# Start of QUOTED TEXT

Licensing is the process of granting others limited use of rights you possess. For example, when you license your copyright you are granting specific people a limited right to make copies without having to ask you first. Licensing of one right does not affect your possession of the others. For example you could grant the right to copy your work but retain the right to perform it. Creative Commons licenses are mostly concerned with copyright, but they do not usually deal with the other rights such as database rights or trade secrets.

Waivers, on the other hand, are a voluntary relinquishment of a right. If you waive your exclusive copyright over a work then you are explictly allowing other people to copy it and you will have no claim over their use of it in that way. It gives users of your work huge freedom and confidence that they will not be persued for license fees in the future.

The Licensing Problem

In general factual data does not convey any copyrights, but it may be subject to other rights such as trade mark or, in many jurisdictions, database right. Because factual data is not usually subject to copyright, the standard Creative Commons licenses are not applicable: you can’t grant the exclusive right to copy the facts if that right isn’t yours to give. It also means you cannot add conditions such as share-alike.

There isn’t a Creative Commons license for every possible right and there probably can’t be because of the huge variation in rights granted in different jurisdictions around the world. Also, when we start to look at licensing compilations of data we find that the situation becomes complex because you have to consider both the database and its contents seperately. For example a document of articles would be subject to database right over the whole collection and individual copyrights for each article, quite possible to many different owners. The Open Data Commons has addressed this particular example with its Open Database License and Database Contents License (based on work originally donated by Talis). If a standard license doesn’t exist then you need to hire lawyers and write one for yourself – a potentially huge cost.

Our collective goal for a successful Linked Data web has to be to protect consumers of the data: the people who are remixing many different sources of data. Our intentions may be very honourable, but people need certainty if they are to build enduring value on data. Creative Commons licenses are irrevocable so even if you lose control over your work through some misfortune, the people reusing it will be protected forever. Imagine this scenario: you allow people to use data you have collated but your company goes bankrupt and the rights to the data collection are sold by the liquidators. If you hadn’t licensed your rights explicitly then every one of your users could be liable to be sued by the new rights holder!

# End of QUOTED TEXT
# Start of RECORD LIST

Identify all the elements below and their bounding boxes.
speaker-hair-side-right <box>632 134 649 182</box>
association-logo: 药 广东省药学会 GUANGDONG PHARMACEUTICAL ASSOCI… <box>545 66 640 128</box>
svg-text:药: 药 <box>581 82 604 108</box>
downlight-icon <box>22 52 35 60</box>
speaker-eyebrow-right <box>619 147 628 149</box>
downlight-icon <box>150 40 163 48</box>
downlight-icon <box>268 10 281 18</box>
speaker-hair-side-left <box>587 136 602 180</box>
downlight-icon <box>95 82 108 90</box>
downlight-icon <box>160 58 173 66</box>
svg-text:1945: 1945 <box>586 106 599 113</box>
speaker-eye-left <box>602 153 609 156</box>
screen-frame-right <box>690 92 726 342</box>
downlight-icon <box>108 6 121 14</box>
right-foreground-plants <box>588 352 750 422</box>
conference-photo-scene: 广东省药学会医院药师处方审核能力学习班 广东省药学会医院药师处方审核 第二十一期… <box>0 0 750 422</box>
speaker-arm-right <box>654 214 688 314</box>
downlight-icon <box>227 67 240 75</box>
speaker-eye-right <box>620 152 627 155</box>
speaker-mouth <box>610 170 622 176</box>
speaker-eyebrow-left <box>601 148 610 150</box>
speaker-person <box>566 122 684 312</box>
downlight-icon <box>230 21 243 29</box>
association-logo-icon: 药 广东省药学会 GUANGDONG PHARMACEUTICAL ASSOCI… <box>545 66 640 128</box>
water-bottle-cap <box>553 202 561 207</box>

# End of RECORD LIST

EXERCISE - Reproduce the text on data licensing from "In general factual" up to and including "such as share-alike.", substituting "raw facts" wherever "factual data" appears.

FINISHED ANSWER -
In general raw facts does not convey any copyrights, but it may be subject to other rights such as trade mark or, in many jurisdictions, database right. Because raw facts is not usually subject to copyright, the standard Creative Commons licenses are not applicable: you can’t grant the exclusive right to copy the facts if that right isn’t yours to give. It also means you cannot add conditions such as share-alike.